— What you have to do —
In the data, extract each line that holds the string "area".

— Data —
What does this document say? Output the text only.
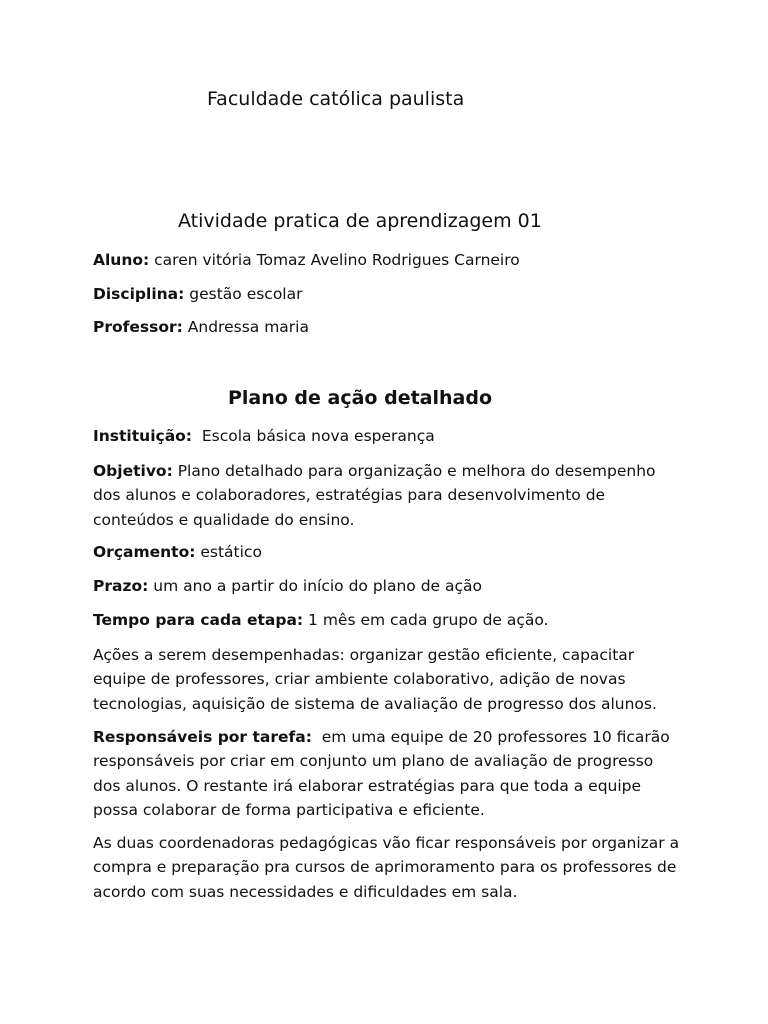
Faculdade católica paulista
Atividade pratica de aprendizagem 01
Aluno: caren vitória Tomaz Avelino Rodrigues Carneiro
Disciplina: gestão escolar
Professor: Andressa maria
Plano de ação detalhado
Instituição:  Escola básica nova esperança
Objetivo: Plano detalhado para organização e melhora do desempenho dos alunos e colaboradores, estratégias para desenvolvimento de conteúdos e qualidade do ensino.
Orçamento: estático
Prazo: um ano a partir do início do plano de ação
Tempo para cada etapa: 1 mês em cada grupo de ação.
Ações a serem desempenhadas: organizar gestão eficiente, capacitar equipe de professores, criar ambiente colaborativo, adição de novas tecnologias, aquisição de sistema de avaliação de progresso dos alunos.
Responsáveis por tarefa:  em uma equipe de 20 professores 10 ficarão responsáveis por criar em conjunto um plano de avaliação de progresso dos alunos. O restante irá elaborar estratégias para que toda a equipe possa colaborar de forma participativa e eficiente.
As duas coordenadoras pedagógicas vão ficar responsáveis por organizar a compra e preparação pra cursos de aprimoramento para os professores de acordo com suas necessidades e dificuldades em sala.
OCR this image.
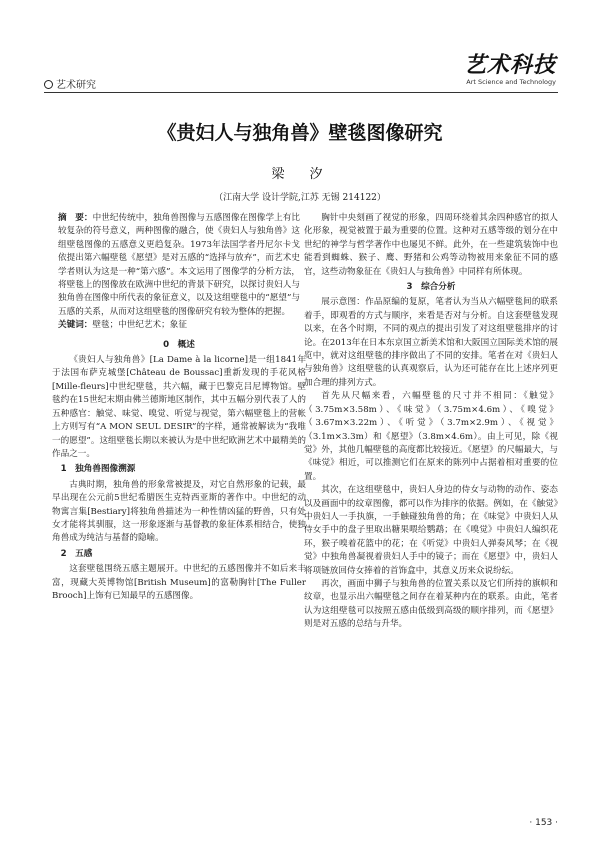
艺术研究
艺术科技
Art Science and Technology
《贵妇人与独角兽》壁毯图像研究
梁　汐
（江南大学 设计学院,江苏 无锡 214122）

摘　要：中世纪传统中，独角兽图像与五感图像在图像学上有比较复杂的符号意义，两种图像的融合，使《贵妇人与独角兽》这组壁毯图像的五感意义更趋复杂。1973年法国学者丹尼尔卡戈依提出第六幅壁毯《愿望》是对五感的“选择与放弃”，而艺术史学者则认为这是一种“第六感”。本文运用了图像学的分析方法，将壁毯上的图像放在欧洲中世纪的背景下研究，以探讨贵妇人与独角兽在图像中所代表的象征意义，以及这组壁毯中的“愿望”与五感的关系，从而对这组壁毯的图像研究有较为整体的把握。

关键词：壁毯；中世纪艺术；象征

0　概述

《贵妇人与独角兽》[La Dame à la licorne]是一组1841年于法国布萨克城堡[Château de Boussac]重新发现的手花风格[Mille-fleurs]中世纪壁毯，共六幅，藏于巴黎克吕尼博物馆。壁毯约在15世纪末期由佛兰德斯地区制作，其中五幅分别代表了人的五种感官：触觉、味觉、嗅觉、听觉与视觉，第六幅壁毯上的营帐上方则写有“A MON SEUL DESIR”的字样，通常被解读为“我唯一的愿望”。这组壁毯长期以来被认为是中世纪欧洲艺术中最精美的作品之一。

1　独角兽图像溯源

古典时期，独角兽的形象常被提及，对它自然形象的记载，最早出现在公元前5世纪希腊医生克特西亚斯的著作中。中世纪的动物寓言集[Bestiary]将独角兽描述为一种性情凶猛的野兽，只有处女才能将其驯服，这一形象逐渐与基督教的象征体系相结合，使独角兽成为纯洁与基督的隐喻。

2　五感

这套壁毯围绕五感主题展开。中世纪的五感图像并不如后来丰富，现藏大英博物馆[British Museum]的富勒胸针[The Fuller Brooch]上饰有已知最早的五感图像。

胸针中央刻画了视觉的形象，四周环绕着其余四种感官的拟人化形象，视觉被置于最为重要的位置。这种对五感等级的划分在中世纪的神学与哲学著作中也屡见不鲜。此外，在一些建筑装饰中也能看到蜘蛛、猴子、鹰、野猪和公鸡等动物被用来象征不同的感官，这些动物象征在《贵妇人与独角兽》中同样有所体现。

3　综合分析

展示意图：作品原编的复原，笔者认为当从六幅壁毯间的联系着手，即观看的方式与顺序，来看是否对与分析。自这套壁毯发现以来，在各个时期，不同的观点的提出引发了对这组壁毯排序的讨论。在2013年在日本东京国立新美术馆和大阪国立国际美术馆的展览中，就对这组壁毯的排序做出了不同的安排。笔者在对《贵妇人与独角兽》这组壁毯的认真观察后，认为还可能存在比上述序列更加合理的排列方式。

首先从尺幅来看，六幅壁毯的尺寸并不相同：《触觉》（3.75m×3.58m）、《味觉》（3.75m×4.6m）、《嗅觉》（3.67m×3.22m）、《听觉》（3.7m×2.9m）、《视觉》（3.1m×3.3m）和《愿望》（3.8m×4.6m）。由上可见，除《视觉》外，其他几幅壁毯的高度都比较接近。《愿望》的尺幅最大，与《味觉》相近，可以推测它们在原来的陈列中占据着相对重要的位置。

其次，在这组壁毯中，贵妇人身边的侍女与动物的动作、姿态以及画面中的纹章图像，都可以作为排序的依据。例如，在《触觉》中贵妇人一手执旗，一手触碰独角兽的角；在《味觉》中贵妇人从侍女手中的盘子里取出糖果喂给鹦鹉；在《嗅觉》中贵妇人编织花环，猴子嗅着花篮中的花；在《听觉》中贵妇人弹奏风琴；在《视觉》中独角兽凝视着贵妇人手中的镜子；而在《愿望》中，贵妇人将项链放回侍女捧着的首饰盒中，其意义历来众说纷纭。

再次，画面中狮子与独角兽的位置关系以及它们所持的旗帜和纹章，也显示出六幅壁毯之间存在着某种内在的联系。由此，笔者认为这组壁毯可以按照五感由低级到高级的顺序排列，而《愿望》则是对五感的总结与升华。

· 153 ·
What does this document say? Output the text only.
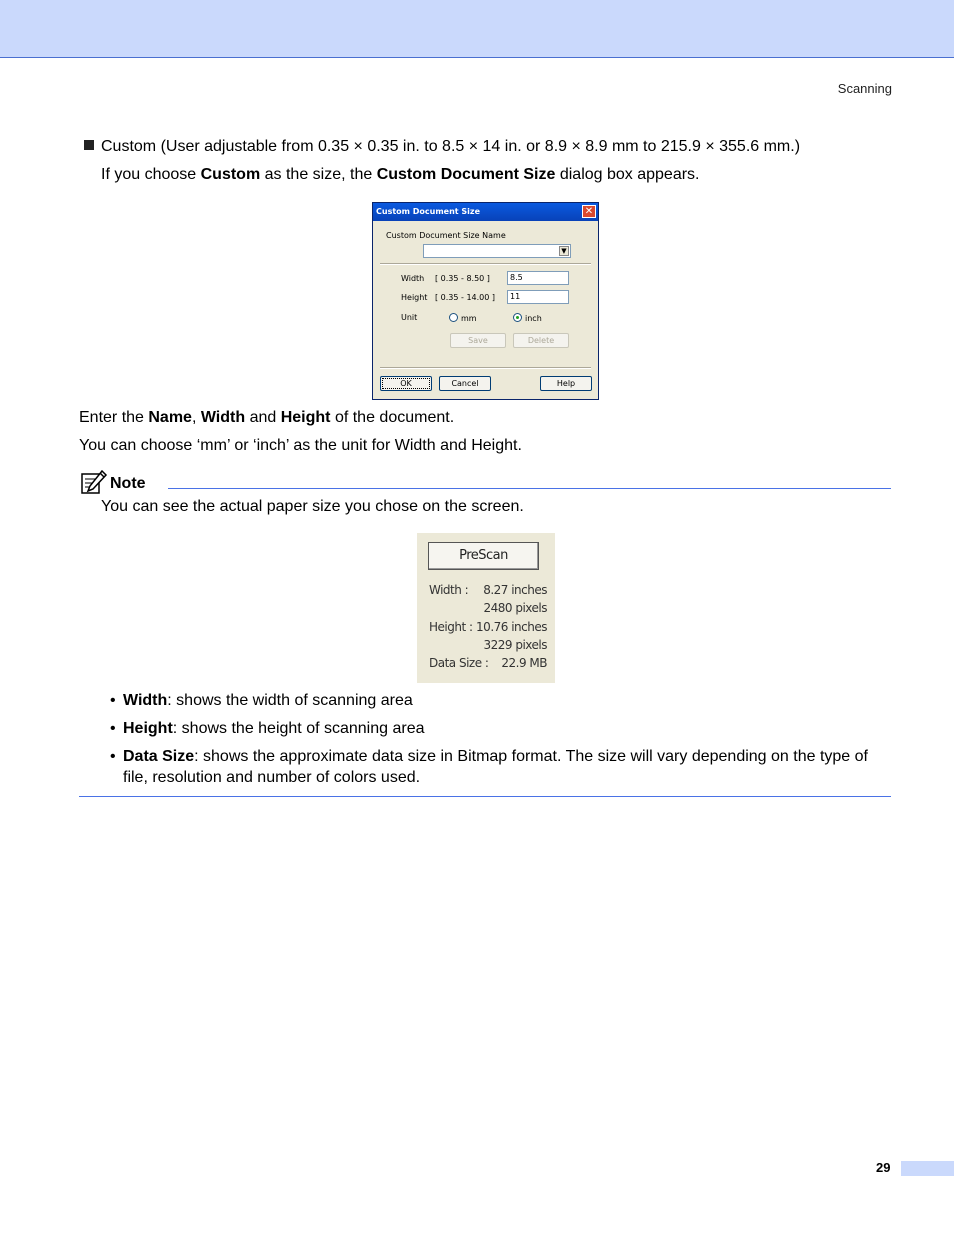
Scanning
Custom (User adjustable from 0.35 × 0.35 in. to 8.5 × 14 in. or 8.9 × 8.9 mm to 215.9 × 355.6 mm.)
If you choose Custom as the size, the Custom Document Size dialog box appears.
Custom Document Size	✕
Custom Document Size Name
▼
Width [ 0.35 - 8.50 ]	8.5
Height [ 0.35 - 14.00 ]	11
Unit	mm	inch
Save	Delete
OK	Cancel	Help
Enter the Name, Width and Height of the document.
You can choose ‘mm’ or ‘inch’ as the unit for Width and Height.
Note
You can see the actual paper size you chose on the screen.
PreScan
Width : 8.27 inches
2480 pixels
Height : 10.76 inches
3229 pixels
Data Size : 22.9 MB
• Width: shows the width of scanning area
• Height: shows the height of scanning area
• Data Size: shows the approximate data size in Bitmap format. The size will vary depending on the type of file, resolution and number of colors used.
29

— Answer for the task —
• Width: shows the width of scanning area
• Height: shows the height of scanning area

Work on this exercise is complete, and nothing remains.